What you have to do
From the listing below, pull out the lines that hold "count".

Information shown

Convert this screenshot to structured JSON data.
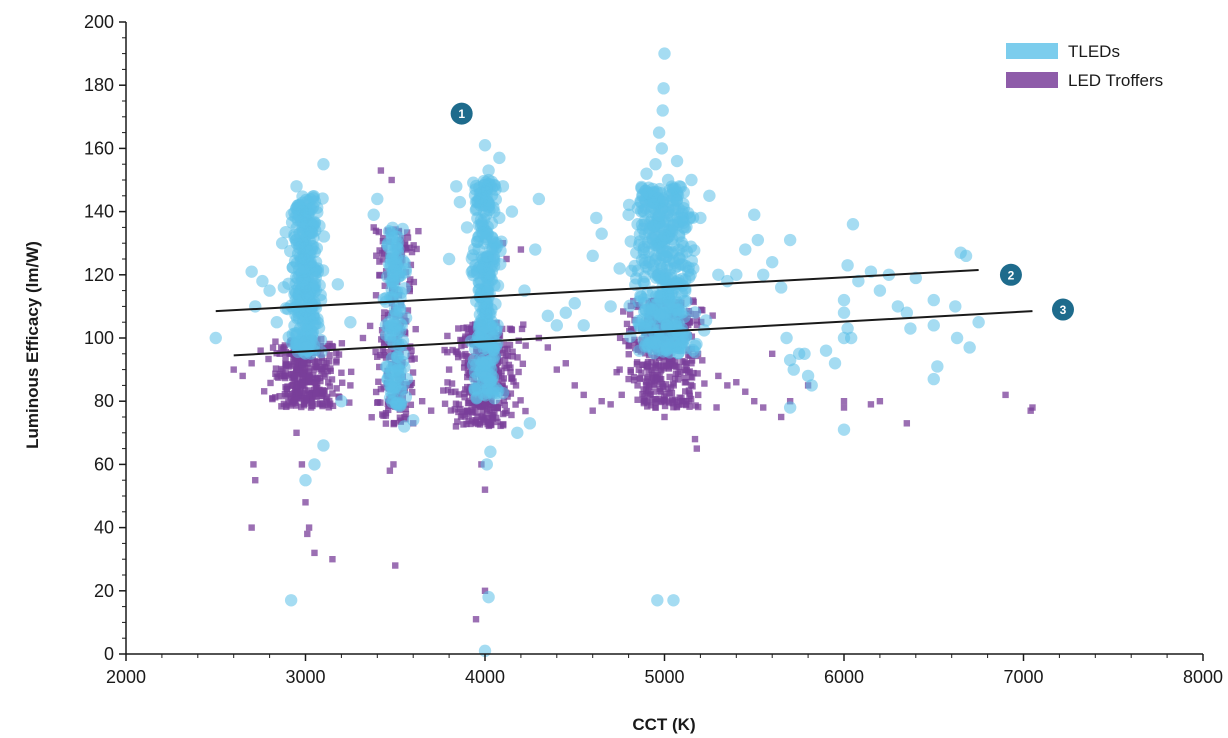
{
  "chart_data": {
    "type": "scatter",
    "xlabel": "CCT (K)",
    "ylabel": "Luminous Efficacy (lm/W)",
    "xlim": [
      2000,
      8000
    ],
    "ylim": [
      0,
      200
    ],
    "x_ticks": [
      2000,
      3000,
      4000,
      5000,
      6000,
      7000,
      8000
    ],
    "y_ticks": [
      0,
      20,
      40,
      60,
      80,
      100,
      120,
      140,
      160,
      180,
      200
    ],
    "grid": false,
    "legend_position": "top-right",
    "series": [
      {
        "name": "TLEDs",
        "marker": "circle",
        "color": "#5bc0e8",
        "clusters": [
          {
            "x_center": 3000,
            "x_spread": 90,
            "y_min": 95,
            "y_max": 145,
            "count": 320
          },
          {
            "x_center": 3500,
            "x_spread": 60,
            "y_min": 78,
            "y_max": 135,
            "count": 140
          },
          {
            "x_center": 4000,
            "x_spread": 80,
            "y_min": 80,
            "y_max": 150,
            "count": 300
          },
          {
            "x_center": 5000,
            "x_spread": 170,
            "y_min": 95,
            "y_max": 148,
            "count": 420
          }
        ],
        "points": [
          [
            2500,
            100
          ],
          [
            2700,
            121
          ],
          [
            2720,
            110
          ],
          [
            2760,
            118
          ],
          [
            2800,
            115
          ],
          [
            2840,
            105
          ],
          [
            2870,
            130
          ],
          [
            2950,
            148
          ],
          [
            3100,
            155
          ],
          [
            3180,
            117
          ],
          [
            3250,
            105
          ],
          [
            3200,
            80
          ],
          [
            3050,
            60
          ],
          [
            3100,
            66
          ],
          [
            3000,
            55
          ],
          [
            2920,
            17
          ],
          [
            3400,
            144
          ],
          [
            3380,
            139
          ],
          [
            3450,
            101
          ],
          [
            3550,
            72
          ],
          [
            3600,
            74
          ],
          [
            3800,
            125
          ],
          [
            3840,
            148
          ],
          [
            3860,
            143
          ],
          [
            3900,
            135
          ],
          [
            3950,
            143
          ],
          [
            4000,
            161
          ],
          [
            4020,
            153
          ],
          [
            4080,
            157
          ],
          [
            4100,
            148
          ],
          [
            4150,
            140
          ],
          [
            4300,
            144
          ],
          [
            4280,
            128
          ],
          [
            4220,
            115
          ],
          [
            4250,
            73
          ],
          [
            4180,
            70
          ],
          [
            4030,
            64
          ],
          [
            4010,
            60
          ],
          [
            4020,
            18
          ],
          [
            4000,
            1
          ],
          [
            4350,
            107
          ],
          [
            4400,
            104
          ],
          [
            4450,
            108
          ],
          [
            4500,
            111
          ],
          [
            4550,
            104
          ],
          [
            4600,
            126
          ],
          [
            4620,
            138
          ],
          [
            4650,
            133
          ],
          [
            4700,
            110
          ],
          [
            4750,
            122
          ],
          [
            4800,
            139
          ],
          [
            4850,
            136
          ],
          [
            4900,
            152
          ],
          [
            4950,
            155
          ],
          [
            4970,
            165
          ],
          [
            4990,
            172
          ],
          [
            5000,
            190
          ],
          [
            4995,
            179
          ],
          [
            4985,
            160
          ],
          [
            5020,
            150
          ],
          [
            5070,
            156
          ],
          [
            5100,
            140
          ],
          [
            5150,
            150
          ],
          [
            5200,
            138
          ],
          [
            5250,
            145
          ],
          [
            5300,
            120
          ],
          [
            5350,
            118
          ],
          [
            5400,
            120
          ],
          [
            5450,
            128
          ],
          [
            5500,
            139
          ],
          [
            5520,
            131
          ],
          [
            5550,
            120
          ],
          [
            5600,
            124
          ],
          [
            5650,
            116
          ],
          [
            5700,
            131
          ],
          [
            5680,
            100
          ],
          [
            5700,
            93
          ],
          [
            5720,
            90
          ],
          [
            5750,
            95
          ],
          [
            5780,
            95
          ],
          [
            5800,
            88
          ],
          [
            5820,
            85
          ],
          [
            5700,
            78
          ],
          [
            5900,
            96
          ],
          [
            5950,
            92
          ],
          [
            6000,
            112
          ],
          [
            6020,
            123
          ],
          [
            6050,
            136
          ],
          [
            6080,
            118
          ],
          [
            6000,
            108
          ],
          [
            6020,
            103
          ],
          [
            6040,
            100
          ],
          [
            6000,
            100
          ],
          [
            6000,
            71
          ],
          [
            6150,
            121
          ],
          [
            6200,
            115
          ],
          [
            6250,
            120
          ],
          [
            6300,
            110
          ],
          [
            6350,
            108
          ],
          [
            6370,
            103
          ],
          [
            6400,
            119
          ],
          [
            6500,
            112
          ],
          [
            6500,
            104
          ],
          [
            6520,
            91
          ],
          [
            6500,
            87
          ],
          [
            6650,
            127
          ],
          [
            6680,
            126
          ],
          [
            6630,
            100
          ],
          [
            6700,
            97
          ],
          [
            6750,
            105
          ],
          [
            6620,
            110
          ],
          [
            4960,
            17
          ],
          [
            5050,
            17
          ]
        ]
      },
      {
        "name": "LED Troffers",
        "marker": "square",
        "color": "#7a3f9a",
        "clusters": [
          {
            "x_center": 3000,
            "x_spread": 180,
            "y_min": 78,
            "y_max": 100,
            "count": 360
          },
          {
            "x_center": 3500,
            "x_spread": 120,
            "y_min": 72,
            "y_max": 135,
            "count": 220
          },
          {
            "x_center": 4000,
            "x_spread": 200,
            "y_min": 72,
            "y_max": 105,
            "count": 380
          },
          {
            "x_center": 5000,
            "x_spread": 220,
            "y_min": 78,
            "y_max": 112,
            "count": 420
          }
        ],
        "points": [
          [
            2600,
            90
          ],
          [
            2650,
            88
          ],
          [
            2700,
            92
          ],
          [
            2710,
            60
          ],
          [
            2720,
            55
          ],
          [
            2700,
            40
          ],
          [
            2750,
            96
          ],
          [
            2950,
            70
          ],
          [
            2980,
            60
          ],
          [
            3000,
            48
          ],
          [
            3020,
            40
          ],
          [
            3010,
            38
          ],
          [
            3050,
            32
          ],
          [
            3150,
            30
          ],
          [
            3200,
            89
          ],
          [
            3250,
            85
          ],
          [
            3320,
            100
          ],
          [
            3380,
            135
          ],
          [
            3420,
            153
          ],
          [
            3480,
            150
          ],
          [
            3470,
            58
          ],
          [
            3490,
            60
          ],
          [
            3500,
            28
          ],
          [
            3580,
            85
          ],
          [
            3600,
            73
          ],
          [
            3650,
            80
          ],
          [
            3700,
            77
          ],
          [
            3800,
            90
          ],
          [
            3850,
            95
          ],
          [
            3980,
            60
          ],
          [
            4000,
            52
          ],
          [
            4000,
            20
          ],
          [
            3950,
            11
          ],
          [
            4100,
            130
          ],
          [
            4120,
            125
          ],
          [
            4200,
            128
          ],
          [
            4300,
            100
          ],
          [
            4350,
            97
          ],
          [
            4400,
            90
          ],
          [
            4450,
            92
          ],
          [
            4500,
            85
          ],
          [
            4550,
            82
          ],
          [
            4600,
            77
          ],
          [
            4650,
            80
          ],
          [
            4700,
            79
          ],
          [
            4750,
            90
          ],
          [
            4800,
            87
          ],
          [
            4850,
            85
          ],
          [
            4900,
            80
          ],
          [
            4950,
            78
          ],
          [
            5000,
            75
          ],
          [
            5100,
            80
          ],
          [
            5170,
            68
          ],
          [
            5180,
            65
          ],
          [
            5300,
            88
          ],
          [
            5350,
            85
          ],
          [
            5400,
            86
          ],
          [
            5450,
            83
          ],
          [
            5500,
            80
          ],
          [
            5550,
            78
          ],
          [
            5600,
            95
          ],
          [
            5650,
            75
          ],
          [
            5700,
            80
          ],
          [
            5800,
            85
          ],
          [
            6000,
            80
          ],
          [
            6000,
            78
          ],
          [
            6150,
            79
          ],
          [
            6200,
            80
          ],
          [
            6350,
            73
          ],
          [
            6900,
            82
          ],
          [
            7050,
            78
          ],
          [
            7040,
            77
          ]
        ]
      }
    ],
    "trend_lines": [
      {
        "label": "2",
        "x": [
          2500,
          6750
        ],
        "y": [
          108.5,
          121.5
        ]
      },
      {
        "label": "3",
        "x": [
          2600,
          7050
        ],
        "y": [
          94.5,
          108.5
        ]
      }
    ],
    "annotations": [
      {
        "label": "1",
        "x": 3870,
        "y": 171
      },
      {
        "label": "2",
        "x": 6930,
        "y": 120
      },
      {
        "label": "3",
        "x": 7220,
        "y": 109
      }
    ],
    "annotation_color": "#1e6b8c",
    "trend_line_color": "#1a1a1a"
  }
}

Solution to this task
            "count": 320
            "count": 140
            "count": 300
            "count": 420
            "count": 360
            "count": 220
            "count": 380
            "count": 420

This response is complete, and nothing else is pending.